• _EXERCISE GOAL_: Single out the lines of the material that contain "interpolated" and copy them.

Entries with figure data
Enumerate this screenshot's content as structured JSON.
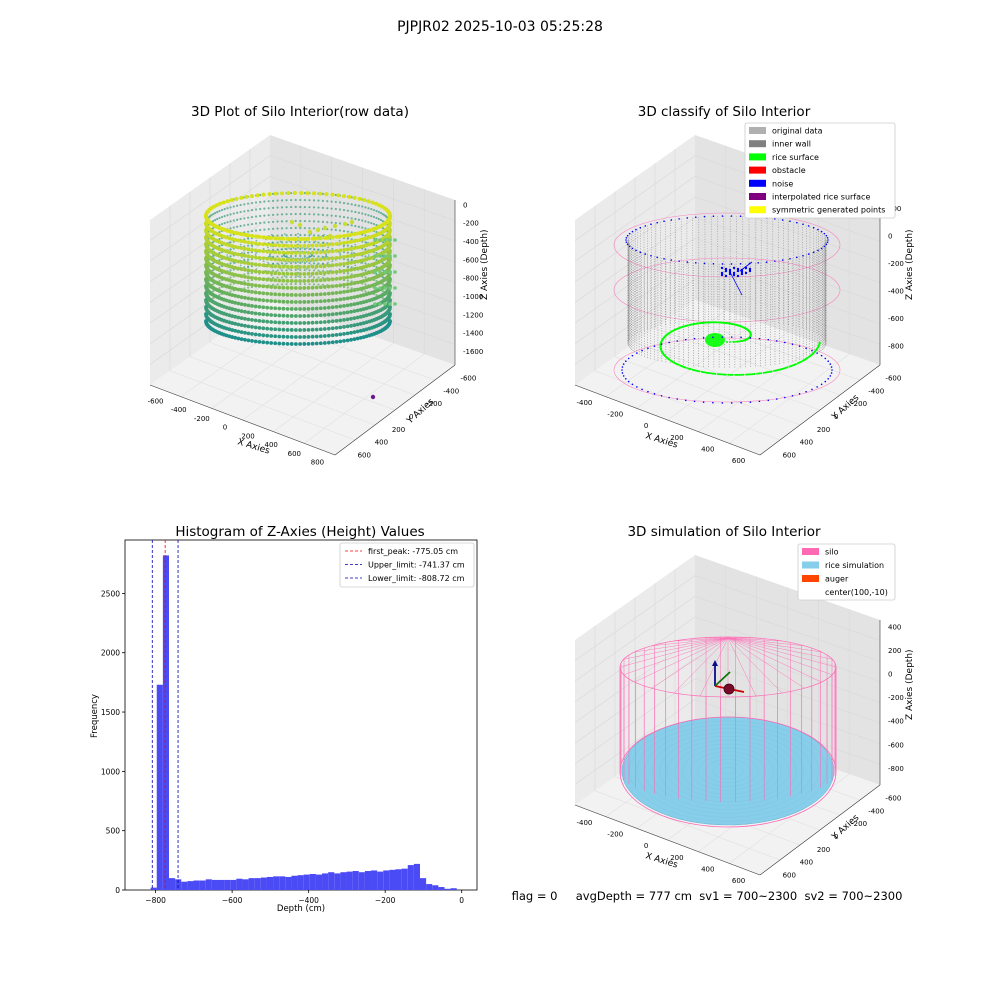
{
  "figure": {
    "suptitle": "PJPJR02 2025-10-03 05:25:28",
    "status_line": "flag = 0     avgDepth = 777 cm  sv1 = 700~2300  sv2 = 700~2300"
  },
  "colors": {
    "raw_low": "#1f8f8a",
    "raw_high": "#d7e21a",
    "inner_wall": "#808080",
    "rice_surface": "#00ff00",
    "noise": "#0000ff",
    "obstacle": "#ff0000",
    "interpolated": "#800080",
    "symmetric": "#ffff00",
    "original": "#b0b0b0",
    "silo": "#ff69b4",
    "rice_sim": "#87ceeb",
    "auger": "#ff4500",
    "hist_bar": "#4b4bf5",
    "peak_line": "#ff0000",
    "limit_line": "#0000aa"
  },
  "chart_data": [
    {
      "type": "scatter3d",
      "title": "3D Plot of Silo Interior(row data)",
      "xlabel": "X Axies",
      "ylabel": "Y Axies",
      "zlabel": "Z Axies (Depth)",
      "x_ticks": [
        "-600",
        "-400",
        "-200",
        "0",
        "200",
        "400",
        "600",
        "800"
      ],
      "y_ticks": [
        "-600",
        "-400",
        "-200",
        "0",
        "200",
        "400",
        "600"
      ],
      "z_ticks": [
        "0",
        "-200",
        "-400",
        "-600",
        "-800",
        "-1000",
        "-1200",
        "-1400",
        "-1600"
      ],
      "cylinder": {
        "center": [
          0,
          0
        ],
        "radius": 600,
        "z_top": -250,
        "z_bottom": -1550
      }
    },
    {
      "type": "scatter3d",
      "title": "3D classify of Silo Interior",
      "xlabel": "X Axies",
      "ylabel": "Y Axies",
      "zlabel": "Z Axies (Depth)",
      "x_ticks": [
        "-400",
        "-200",
        "0",
        "200",
        "400",
        "600"
      ],
      "y_ticks": [
        "-600",
        "-400",
        "-200",
        "0",
        "200",
        "400",
        "600"
      ],
      "z_ticks": [
        "200",
        "0",
        "-200",
        "-400",
        "-600",
        "-800"
      ],
      "legend": [
        "original data",
        "inner wall",
        "rice surface",
        "obstacle",
        "noise",
        "interpolated rice surface",
        "symmetric generated points"
      ],
      "legend_colors": [
        "original",
        "inner_wall",
        "rice_surface",
        "obstacle",
        "noise",
        "interpolated",
        "symmetric"
      ]
    },
    {
      "type": "bar",
      "title": "Histogram of Z-Axies (Height) Values",
      "xlabel": "Depth (cm)",
      "ylabel": "Frequency",
      "xlim": [
        -880,
        40
      ],
      "ylim": [
        0,
        2950
      ],
      "x_ticks": [
        -800,
        -600,
        -400,
        -200,
        0
      ],
      "y_ticks": [
        0,
        500,
        1000,
        1500,
        2000,
        2500
      ],
      "bin_width": 16,
      "bin_starts": [
        -813,
        -797,
        -781,
        -765,
        -749,
        -733,
        -717,
        -701,
        -685,
        -669,
        -653,
        -637,
        -621,
        -605,
        -589,
        -573,
        -557,
        -541,
        -525,
        -509,
        -493,
        -477,
        -461,
        -445,
        -429,
        -413,
        -397,
        -381,
        -365,
        -349,
        -333,
        -317,
        -301,
        -285,
        -269,
        -253,
        -237,
        -221,
        -205,
        -189,
        -173,
        -157,
        -141,
        -125,
        -109,
        -93,
        -77,
        -61,
        -45,
        -29,
        -13
      ],
      "values": [
        20,
        1730,
        2820,
        100,
        90,
        70,
        75,
        80,
        80,
        90,
        85,
        85,
        85,
        85,
        95,
        90,
        100,
        100,
        105,
        110,
        115,
        115,
        110,
        120,
        125,
        130,
        135,
        130,
        140,
        150,
        140,
        150,
        155,
        160,
        150,
        160,
        165,
        155,
        165,
        170,
        175,
        180,
        210,
        220,
        100,
        50,
        40,
        25,
        10,
        15,
        0
      ],
      "vlines": [
        {
          "name": "first_peak: -775.05 cm",
          "value": -775.05,
          "color": "peak_line"
        },
        {
          "name": "Upper_limit: -741.37 cm",
          "value": -741.37,
          "color": "limit_line"
        },
        {
          "name": "Lower_limit: -808.72 cm",
          "value": -808.72,
          "color": "limit_line"
        }
      ]
    },
    {
      "type": "scatter3d",
      "title": "3D simulation of Silo Interior",
      "xlabel": "X Axies",
      "ylabel": "Y Axies",
      "zlabel": "Z Axies (Depth)",
      "x_ticks": [
        "-400",
        "-200",
        "0",
        "200",
        "400",
        "600"
      ],
      "y_ticks": [
        "-600",
        "-400",
        "-200",
        "0",
        "200",
        "400",
        "600"
      ],
      "z_ticks": [
        "400",
        "200",
        "0",
        "-200",
        "-400",
        "-600",
        "-800"
      ],
      "legend": [
        "silo",
        "rice simulation",
        "auger",
        "center(100,-10)"
      ],
      "legend_colors": [
        "silo",
        "rice_sim",
        "auger",
        ""
      ]
    }
  ]
}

• _RESULT FOR THIS TASK_:
    "interpolated": "#800080",
        "interpolated rice surface",
        "interpolated",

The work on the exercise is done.